**Input data**
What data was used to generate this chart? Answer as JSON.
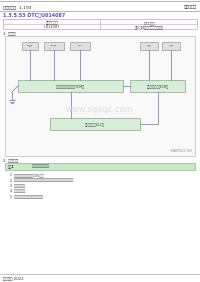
{
  "title_left": "变速箱总成  1-193",
  "title_right": "自动变速器",
  "section_title": "1.3.5.53 DTC：U014087",
  "table_header_left": "故障描述代码",
  "table_header_right": "DTC描述",
  "table_row_left": "U014087",
  "table_row_right": "和ECM丢失通信主节点丢失",
  "section1_title": "1. 电路图",
  "section2_title": "2. 诊断说明",
  "step_label": "步骤1",
  "step_text": "连接诊断测试仪前先.",
  "bullets": [
    "确保蓄电池电压不低于10V之前.",
    "将这些步骤与下列不一致处，连接诊断测试仪并将点火装置运行下面.",
    "关闭点火装置.",
    "断开主连接器.",
    "检查是否出现中断的特殊情况线路."
  ],
  "footer": "广汽传祺 2022",
  "watermark": "www.sqxqc.com",
  "bg_color": "#ffffff",
  "header_line_color": "#aaaaaa",
  "diagram_border": "#bbbbbb",
  "box_fill": "#e0e0e0",
  "box_stroke": "#888888",
  "line_color": "#7070b0",
  "table_border": "#c8a0c8",
  "step_bg": "#c8e8c8",
  "step_border": "#90b890",
  "section_color": "#5050cc",
  "tcm_fill": "#d8eed8",
  "tcm_stroke": "#90b890",
  "ref_text": "MA070S(3) 059"
}
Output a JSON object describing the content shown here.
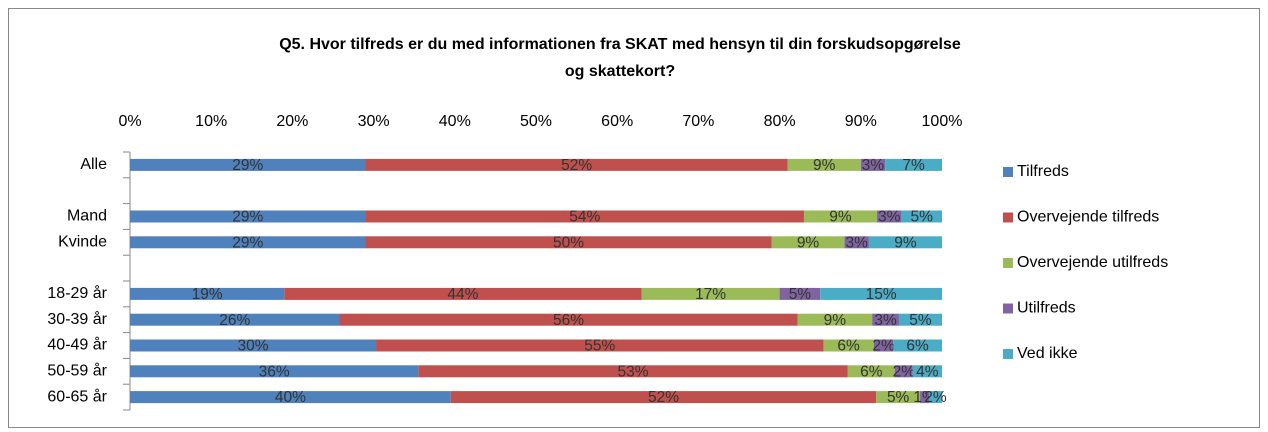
{
  "chart_data": {
    "type": "stacked_bar_horizontal",
    "title": "Q5. Hvor tilfreds er du med informationen fra SKAT med hensyn til din forskudsopgørelse og skattekort?",
    "categories": [
      "Alle",
      null,
      "Mand",
      "Kvinde",
      null,
      "18-29 år",
      "30-39 år",
      "40-49 år",
      "50-59 år",
      "60-65 år"
    ],
    "series": [
      {
        "name": "Tilfreds",
        "color": "#4f81bd",
        "values": [
          29,
          null,
          29,
          29,
          null,
          19,
          25.8,
          30.3,
          35.5,
          39.5
        ],
        "value_labels": [
          "29%",
          null,
          "29%",
          "29%",
          null,
          "19%",
          "26%",
          "30%",
          "36%",
          "40%"
        ]
      },
      {
        "name": "Overvejende tilfreds",
        "color": "#c0504d",
        "values": [
          52,
          null,
          54,
          50,
          null,
          44,
          56.4,
          55.1,
          52.9,
          52.4
        ],
        "value_labels": [
          "52%",
          null,
          "54%",
          "50%",
          null,
          "44%",
          "56%",
          "55%",
          "53%",
          "52%"
        ]
      },
      {
        "name": "Overvejende utilfreds",
        "color": "#9bbb59",
        "values": [
          9,
          null,
          9,
          9,
          null,
          17,
          9.2,
          6.2,
          5.8,
          5.4
        ],
        "value_labels": [
          "9%",
          null,
          "9%",
          "9%",
          null,
          "17%",
          "9%",
          "6%",
          "6%",
          "5%"
        ]
      },
      {
        "name": "Utilfreds",
        "color": "#8064a2",
        "values": [
          3,
          null,
          3,
          3,
          null,
          5,
          3.3,
          2.4,
          2.2,
          1.1
        ],
        "value_labels": [
          "3%",
          null,
          "3%",
          "3%",
          null,
          "5%",
          "3%",
          "2%",
          "2%",
          "1%"
        ]
      },
      {
        "name": "Ved ikke",
        "color": "#4bacc6",
        "values": [
          7,
          null,
          5,
          9,
          null,
          15,
          5.3,
          6.0,
          3.6,
          1.6
        ],
        "value_labels": [
          "7%",
          null,
          "5%",
          "9%",
          null,
          "15%",
          "5%",
          "6%",
          "4%",
          "2%"
        ]
      }
    ],
    "xlim": [
      0,
      100
    ],
    "xticks": [
      {
        "value": 0,
        "label": "0%"
      },
      {
        "value": 10,
        "label": "10%"
      },
      {
        "value": 20,
        "label": "20%"
      },
      {
        "value": 30,
        "label": "30%"
      },
      {
        "value": 40,
        "label": "40%"
      },
      {
        "value": 50,
        "label": "50%"
      },
      {
        "value": 60,
        "label": "60%"
      },
      {
        "value": 70,
        "label": "70%"
      },
      {
        "value": 80,
        "label": "80%"
      },
      {
        "value": 90,
        "label": "90%"
      },
      {
        "value": 100,
        "label": "100%"
      }
    ],
    "legend": "right"
  }
}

**Stated problem**
Your task is to return the entries above exactly, with no pictures.

**Output of the task**
What data was used to generate this chart? Answer as JSON.
{
  "title_left": "变速箱总成  1-193",
  "title_right": "自动变速器",
  "section_title": "1.3.5.53 DTC：U014087",
  "table_header_left": "故障描述代码",
  "table_header_right": "DTC描述",
  "table_row_left": "U014087",
  "table_row_right": "和ECM丢失通信主节点丢失",
  "section1_title": "1. 电路图",
  "section2_title": "2. 诊断说明",
  "step_label": "步骤1",
  "step_text": "连接诊断测试仪前先.",
  "bullets": [
    "确保蓄电池电压不低于10V之前.",
    "将这些步骤与下列不一致处，连接诊断测试仪并将点火装置运行下面.",
    "关闭点火装置.",
    "断开主连接器.",
    "检查是否出现中断的特殊情况线路."
  ],
  "footer": "广汽传祺 2022",
  "watermark": "www.sqxqc.com",
  "bg_color": "#ffffff",
  "header_line_color": "#aaaaaa",
  "diagram_border": "#bbbbbb",
  "box_fill": "#e0e0e0",
  "box_stroke": "#888888",
  "line_color": "#7070b0",
  "table_border": "#c8a0c8",
  "step_bg": "#c8e8c8",
  "step_border": "#90b890",
  "section_color": "#5050cc",
  "tcm_fill": "#d8eed8",
  "tcm_stroke": "#90b890",
  "ref_text": "MA070S(3) 059"
}
Output a JSON object describing the content shown here.
{
  "chart_data": {
    "type": "stacked_bar_horizontal",
    "title": "Q5. Hvor tilfreds er du med informationen fra SKAT med hensyn til din forskudsopgørelse og skattekort?",
    "categories": [
      "Alle",
      null,
      "Mand",
      "Kvinde",
      null,
      "18-29 år",
      "30-39 år",
      "40-49 år",
      "50-59 år",
      "60-65 år"
    ],
    "series": [
      {
        "name": "Tilfreds",
        "color": "#4f81bd",
        "values": [
          29,
          null,
          29,
          29,
          null,
          19,
          25.8,
          30.3,
          35.5,
          39.5
        ],
        "value_labels": [
          "29%",
          null,
          "29%",
          "29%",
          null,
          "19%",
          "26%",
          "30%",
          "36%",
          "40%"
        ]
      },
      {
        "name": "Overvejende tilfreds",
        "color": "#c0504d",
        "values": [
          52,
          null,
          54,
          50,
          null,
          44,
          56.4,
          55.1,
          52.9,
          52.4
        ],
        "value_labels": [
          "52%",
          null,
          "54%",
          "50%",
          null,
          "44%",
          "56%",
          "55%",
          "53%",
          "52%"
        ]
      },
      {
        "name": "Overvejende utilfreds",
        "color": "#9bbb59",
        "values": [
          9,
          null,
          9,
          9,
          null,
          17,
          9.2,
          6.2,
          5.8,
          5.4
        ],
        "value_labels": [
          "9%",
          null,
          "9%",
          "9%",
          null,
          "17%",
          "9%",
          "6%",
          "6%",
          "5%"
        ]
      },
      {
        "name": "Utilfreds",
        "color": "#8064a2",
        "values": [
          3,
          null,
          3,
          3,
          null,
          5,
          3.3,
          2.4,
          2.2,
          1.1
        ],
        "value_labels": [
          "3%",
          null,
          "3%",
          "3%",
          null,
          "5%",
          "3%",
          "2%",
          "2%",
          "1%"
        ]
      },
      {
        "name": "Ved ikke",
        "color": "#4bacc6",
        "values": [
          7,
          null,
          5,
          9,
          null,
          15,
          5.3,
          6.0,
          3.6,
          1.6
        ],
        "value_labels": [
          "7%",
          null,
          "5%",
          "9%",
          null,
          "15%",
          "5%",
          "6%",
          "4%",
          "2%"
        ]
      }
    ],
    "xlim": [
      0,
      100
    ],
    "xticks": [
      {
        "value": 0,
        "label": "0%"
      },
      {
        "value": 10,
        "label": "10%"
      },
      {
        "value": 20,
        "label": "20%"
      },
      {
        "value": 30,
        "label": "30%"
      },
      {
        "value": 40,
        "label": "40%"
      },
      {
        "value": 50,
        "label": "50%"
      },
      {
        "value": 60,
        "label": "60%"
      },
      {
        "value": 70,
        "label": "70%"
      },
      {
        "value": 80,
        "label": "80%"
      },
      {
        "value": 90,
        "label": "90%"
      },
      {
        "value": 100,
        "label": "100%"
      }
    ],
    "legend": "right"
  }
}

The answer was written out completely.